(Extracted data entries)
▼

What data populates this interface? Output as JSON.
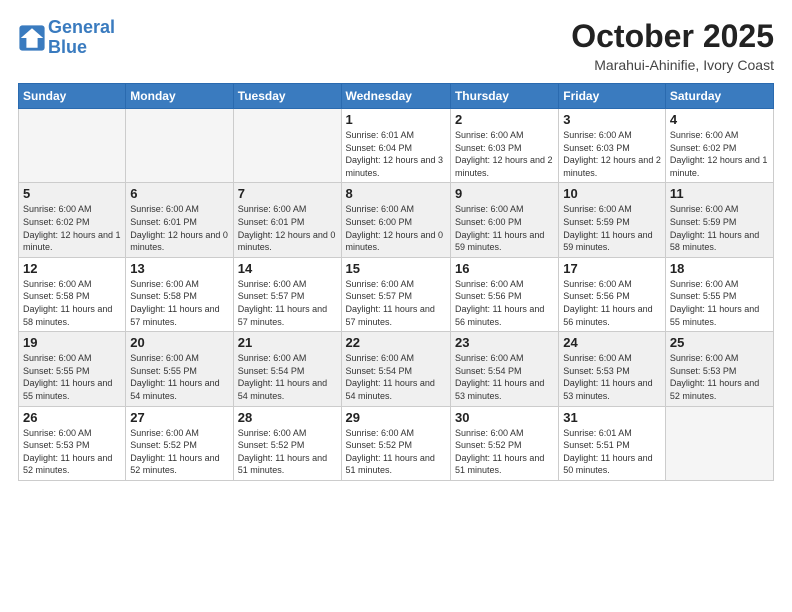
{
  "logo": {
    "line1": "General",
    "line2": "Blue"
  },
  "title": "October 2025",
  "location": "Marahui-Ahinifie, Ivory Coast",
  "weekdays": [
    "Sunday",
    "Monday",
    "Tuesday",
    "Wednesday",
    "Thursday",
    "Friday",
    "Saturday"
  ],
  "weeks": [
    [
      {
        "day": "",
        "info": ""
      },
      {
        "day": "",
        "info": ""
      },
      {
        "day": "",
        "info": ""
      },
      {
        "day": "1",
        "info": "Sunrise: 6:01 AM\nSunset: 6:04 PM\nDaylight: 12 hours and 3 minutes."
      },
      {
        "day": "2",
        "info": "Sunrise: 6:00 AM\nSunset: 6:03 PM\nDaylight: 12 hours and 2 minutes."
      },
      {
        "day": "3",
        "info": "Sunrise: 6:00 AM\nSunset: 6:03 PM\nDaylight: 12 hours and 2 minutes."
      },
      {
        "day": "4",
        "info": "Sunrise: 6:00 AM\nSunset: 6:02 PM\nDaylight: 12 hours and 1 minute."
      }
    ],
    [
      {
        "day": "5",
        "info": "Sunrise: 6:00 AM\nSunset: 6:02 PM\nDaylight: 12 hours and 1 minute."
      },
      {
        "day": "6",
        "info": "Sunrise: 6:00 AM\nSunset: 6:01 PM\nDaylight: 12 hours and 0 minutes."
      },
      {
        "day": "7",
        "info": "Sunrise: 6:00 AM\nSunset: 6:01 PM\nDaylight: 12 hours and 0 minutes."
      },
      {
        "day": "8",
        "info": "Sunrise: 6:00 AM\nSunset: 6:00 PM\nDaylight: 12 hours and 0 minutes."
      },
      {
        "day": "9",
        "info": "Sunrise: 6:00 AM\nSunset: 6:00 PM\nDaylight: 11 hours and 59 minutes."
      },
      {
        "day": "10",
        "info": "Sunrise: 6:00 AM\nSunset: 5:59 PM\nDaylight: 11 hours and 59 minutes."
      },
      {
        "day": "11",
        "info": "Sunrise: 6:00 AM\nSunset: 5:59 PM\nDaylight: 11 hours and 58 minutes."
      }
    ],
    [
      {
        "day": "12",
        "info": "Sunrise: 6:00 AM\nSunset: 5:58 PM\nDaylight: 11 hours and 58 minutes."
      },
      {
        "day": "13",
        "info": "Sunrise: 6:00 AM\nSunset: 5:58 PM\nDaylight: 11 hours and 57 minutes."
      },
      {
        "day": "14",
        "info": "Sunrise: 6:00 AM\nSunset: 5:57 PM\nDaylight: 11 hours and 57 minutes."
      },
      {
        "day": "15",
        "info": "Sunrise: 6:00 AM\nSunset: 5:57 PM\nDaylight: 11 hours and 57 minutes."
      },
      {
        "day": "16",
        "info": "Sunrise: 6:00 AM\nSunset: 5:56 PM\nDaylight: 11 hours and 56 minutes."
      },
      {
        "day": "17",
        "info": "Sunrise: 6:00 AM\nSunset: 5:56 PM\nDaylight: 11 hours and 56 minutes."
      },
      {
        "day": "18",
        "info": "Sunrise: 6:00 AM\nSunset: 5:55 PM\nDaylight: 11 hours and 55 minutes."
      }
    ],
    [
      {
        "day": "19",
        "info": "Sunrise: 6:00 AM\nSunset: 5:55 PM\nDaylight: 11 hours and 55 minutes."
      },
      {
        "day": "20",
        "info": "Sunrise: 6:00 AM\nSunset: 5:55 PM\nDaylight: 11 hours and 54 minutes."
      },
      {
        "day": "21",
        "info": "Sunrise: 6:00 AM\nSunset: 5:54 PM\nDaylight: 11 hours and 54 minutes."
      },
      {
        "day": "22",
        "info": "Sunrise: 6:00 AM\nSunset: 5:54 PM\nDaylight: 11 hours and 54 minutes."
      },
      {
        "day": "23",
        "info": "Sunrise: 6:00 AM\nSunset: 5:54 PM\nDaylight: 11 hours and 53 minutes."
      },
      {
        "day": "24",
        "info": "Sunrise: 6:00 AM\nSunset: 5:53 PM\nDaylight: 11 hours and 53 minutes."
      },
      {
        "day": "25",
        "info": "Sunrise: 6:00 AM\nSunset: 5:53 PM\nDaylight: 11 hours and 52 minutes."
      }
    ],
    [
      {
        "day": "26",
        "info": "Sunrise: 6:00 AM\nSunset: 5:53 PM\nDaylight: 11 hours and 52 minutes."
      },
      {
        "day": "27",
        "info": "Sunrise: 6:00 AM\nSunset: 5:52 PM\nDaylight: 11 hours and 52 minutes."
      },
      {
        "day": "28",
        "info": "Sunrise: 6:00 AM\nSunset: 5:52 PM\nDaylight: 11 hours and 51 minutes."
      },
      {
        "day": "29",
        "info": "Sunrise: 6:00 AM\nSunset: 5:52 PM\nDaylight: 11 hours and 51 minutes."
      },
      {
        "day": "30",
        "info": "Sunrise: 6:00 AM\nSunset: 5:52 PM\nDaylight: 11 hours and 51 minutes."
      },
      {
        "day": "31",
        "info": "Sunrise: 6:01 AM\nSunset: 5:51 PM\nDaylight: 11 hours and 50 minutes."
      },
      {
        "day": "",
        "info": ""
      }
    ]
  ]
}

▲

_Problem statement:_ Reproduce every line precisely as given, omitting all pictures.

_Written solution:_
What data populates this interface? Output as JSON.
{
  "logo": {
    "line1": "General",
    "line2": "Blue"
  },
  "title": "October 2025",
  "location": "Marahui-Ahinifie, Ivory Coast",
  "weekdays": [
    "Sunday",
    "Monday",
    "Tuesday",
    "Wednesday",
    "Thursday",
    "Friday",
    "Saturday"
  ],
  "weeks": [
    [
      {
        "day": "",
        "info": ""
      },
      {
        "day": "",
        "info": ""
      },
      {
        "day": "",
        "info": ""
      },
      {
        "day": "1",
        "info": "Sunrise: 6:01 AM\nSunset: 6:04 PM\nDaylight: 12 hours and 3 minutes."
      },
      {
        "day": "2",
        "info": "Sunrise: 6:00 AM\nSunset: 6:03 PM\nDaylight: 12 hours and 2 minutes."
      },
      {
        "day": "3",
        "info": "Sunrise: 6:00 AM\nSunset: 6:03 PM\nDaylight: 12 hours and 2 minutes."
      },
      {
        "day": "4",
        "info": "Sunrise: 6:00 AM\nSunset: 6:02 PM\nDaylight: 12 hours and 1 minute."
      }
    ],
    [
      {
        "day": "5",
        "info": "Sunrise: 6:00 AM\nSunset: 6:02 PM\nDaylight: 12 hours and 1 minute."
      },
      {
        "day": "6",
        "info": "Sunrise: 6:00 AM\nSunset: 6:01 PM\nDaylight: 12 hours and 0 minutes."
      },
      {
        "day": "7",
        "info": "Sunrise: 6:00 AM\nSunset: 6:01 PM\nDaylight: 12 hours and 0 minutes."
      },
      {
        "day": "8",
        "info": "Sunrise: 6:00 AM\nSunset: 6:00 PM\nDaylight: 12 hours and 0 minutes."
      },
      {
        "day": "9",
        "info": "Sunrise: 6:00 AM\nSunset: 6:00 PM\nDaylight: 11 hours and 59 minutes."
      },
      {
        "day": "10",
        "info": "Sunrise: 6:00 AM\nSunset: 5:59 PM\nDaylight: 11 hours and 59 minutes."
      },
      {
        "day": "11",
        "info": "Sunrise: 6:00 AM\nSunset: 5:59 PM\nDaylight: 11 hours and 58 minutes."
      }
    ],
    [
      {
        "day": "12",
        "info": "Sunrise: 6:00 AM\nSunset: 5:58 PM\nDaylight: 11 hours and 58 minutes."
      },
      {
        "day": "13",
        "info": "Sunrise: 6:00 AM\nSunset: 5:58 PM\nDaylight: 11 hours and 57 minutes."
      },
      {
        "day": "14",
        "info": "Sunrise: 6:00 AM\nSunset: 5:57 PM\nDaylight: 11 hours and 57 minutes."
      },
      {
        "day": "15",
        "info": "Sunrise: 6:00 AM\nSunset: 5:57 PM\nDaylight: 11 hours and 57 minutes."
      },
      {
        "day": "16",
        "info": "Sunrise: 6:00 AM\nSunset: 5:56 PM\nDaylight: 11 hours and 56 minutes."
      },
      {
        "day": "17",
        "info": "Sunrise: 6:00 AM\nSunset: 5:56 PM\nDaylight: 11 hours and 56 minutes."
      },
      {
        "day": "18",
        "info": "Sunrise: 6:00 AM\nSunset: 5:55 PM\nDaylight: 11 hours and 55 minutes."
      }
    ],
    [
      {
        "day": "19",
        "info": "Sunrise: 6:00 AM\nSunset: 5:55 PM\nDaylight: 11 hours and 55 minutes."
      },
      {
        "day": "20",
        "info": "Sunrise: 6:00 AM\nSunset: 5:55 PM\nDaylight: 11 hours and 54 minutes."
      },
      {
        "day": "21",
        "info": "Sunrise: 6:00 AM\nSunset: 5:54 PM\nDaylight: 11 hours and 54 minutes."
      },
      {
        "day": "22",
        "info": "Sunrise: 6:00 AM\nSunset: 5:54 PM\nDaylight: 11 hours and 54 minutes."
      },
      {
        "day": "23",
        "info": "Sunrise: 6:00 AM\nSunset: 5:54 PM\nDaylight: 11 hours and 53 minutes."
      },
      {
        "day": "24",
        "info": "Sunrise: 6:00 AM\nSunset: 5:53 PM\nDaylight: 11 hours and 53 minutes."
      },
      {
        "day": "25",
        "info": "Sunrise: 6:00 AM\nSunset: 5:53 PM\nDaylight: 11 hours and 52 minutes."
      }
    ],
    [
      {
        "day": "26",
        "info": "Sunrise: 6:00 AM\nSunset: 5:53 PM\nDaylight: 11 hours and 52 minutes."
      },
      {
        "day": "27",
        "info": "Sunrise: 6:00 AM\nSunset: 5:52 PM\nDaylight: 11 hours and 52 minutes."
      },
      {
        "day": "28",
        "info": "Sunrise: 6:00 AM\nSunset: 5:52 PM\nDaylight: 11 hours and 51 minutes."
      },
      {
        "day": "29",
        "info": "Sunrise: 6:00 AM\nSunset: 5:52 PM\nDaylight: 11 hours and 51 minutes."
      },
      {
        "day": "30",
        "info": "Sunrise: 6:00 AM\nSunset: 5:52 PM\nDaylight: 11 hours and 51 minutes."
      },
      {
        "day": "31",
        "info": "Sunrise: 6:01 AM\nSunset: 5:51 PM\nDaylight: 11 hours and 50 minutes."
      },
      {
        "day": "",
        "info": ""
      }
    ]
  ]
}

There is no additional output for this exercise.